— start of INFORMATION SUPPLIED —

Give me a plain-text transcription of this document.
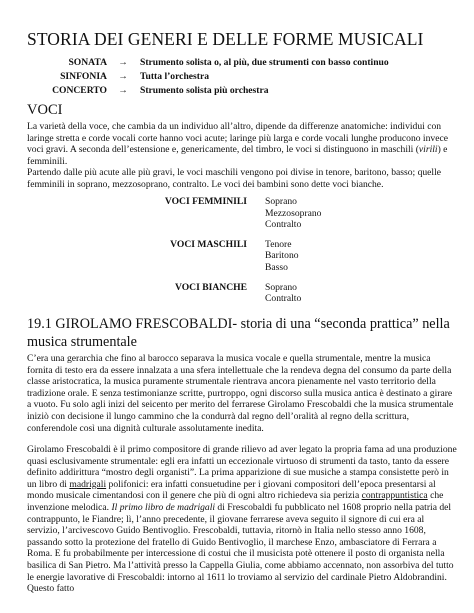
STORIA DEI GENERI E DELLE FORME MUSICALI
SONATA	→	Strumento solista o, al più, due strumenti con basso continuo
SINFONIA	→	Tutta l’orchestra
CONCERTO	→	Strumento solista più orchestra
VOCI
La varietà della voce, che cambia da un individuo all’altro, dipende da differenze anatomiche: individui con laringe stretta e corde vocali corte hanno voci acute; laringe più larga e corde vocali lunghe producono invece voci gravi. A seconda dell’estensione e, genericamente, del timbro, le voci si distinguono in maschili (virili) e femminili.
Partendo dalle più acute alle più gravi, le voci maschili vengono poi divise in tenore, baritono, basso; quelle femminili in soprano, mezzosoprano, contralto. Le voci dei bambini sono dette voci bianche.
VOCI FEMMINILI Soprano
Mezzosoprano
Contralto
VOCI MASCHILI Tenore
Baritono
Basso
VOCI BIANCHE Soprano
Contralto
19.1 GIROLAMO FRESCOBALDI- storia di una “seconda prattica” nella musica strumentale
C’era una gerarchia che fino al barocco separava la musica vocale e quella strumentale, mentre la musica fornita di testo era da essere innalzata a una sfera intellettuale che la rendeva degna del consumo da parte della classe aristocratica, la musica puramente strumentale rientrava ancora pienamente nel vasto territorio della tradizione orale. E senza testimonianze scritte, purtroppo, ogni discorso sulla musica antica è destinato a girare a vuoto. Fu solo agli inizi del seicento per merito del ferrarese Girolamo Frescobaldi che la musica strumentale iniziò con decisione il lungo cammino che la condurrà dal regno dell’oralità al regno della scrittura, conferendole così una dignità culturale assolutamente inedita.
Girolamo Frescobaldi è il primo compositore di grande rilievo ad aver legato la propria fama ad una produzione quasi esclusivamente strumentale: egli era infatti un eccezionale virtuoso di strumenti da tasto, tanto da essere definito addirittura “mostro degli organisti”. La prima apparizione di sue musiche a stampa consistette però in un libro di madrigali polifonici: era infatti consuetudine per i giovani compositori dell’epoca presentarsi al mondo musicale cimentandosi con il genere che più di ogni altro richiedeva sia perizia contrappuntistica che invenzione melodica. Il primo libro de madrigali di Frescobaldi fu pubblicato nel 1608 proprio nella patria del contrappunto, le Fiandre; lì, l’anno precedente, il giovane ferrarese aveva seguito il signore di cui era al servizio, l’arcivescovo Guido Bentivoglio. Frescobaldi, tuttavia, ritornò in Italia nello stesso anno 1608, passando sotto la protezione del fratello di Guido Bentivoglio, il marchese Enzo, ambasciatore di Ferrara a Roma. E fu probabilmente per intercessione di costui che il musicista potè ottenere il posto di organista nella basilica di San Pietro. Ma l’attività presso la Cappella Giulia, come abbiamo accennato, non assorbiva del tutto le energie lavorative di Frescobaldi: intorno al 1611 lo troviamo al servizio del cardinale Pietro Aldobrandini. Questo fatto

— end of INFORMATION SUPPLIED —

WHAT THE TASK ASKS »
Collect the complete line wherever the string "solista" appears in the records.

THE OUTPUT »
SONATA	→	Strumento solista o, al più, due strumenti con basso continuo
CONCERTO	→	Strumento solista più orchestra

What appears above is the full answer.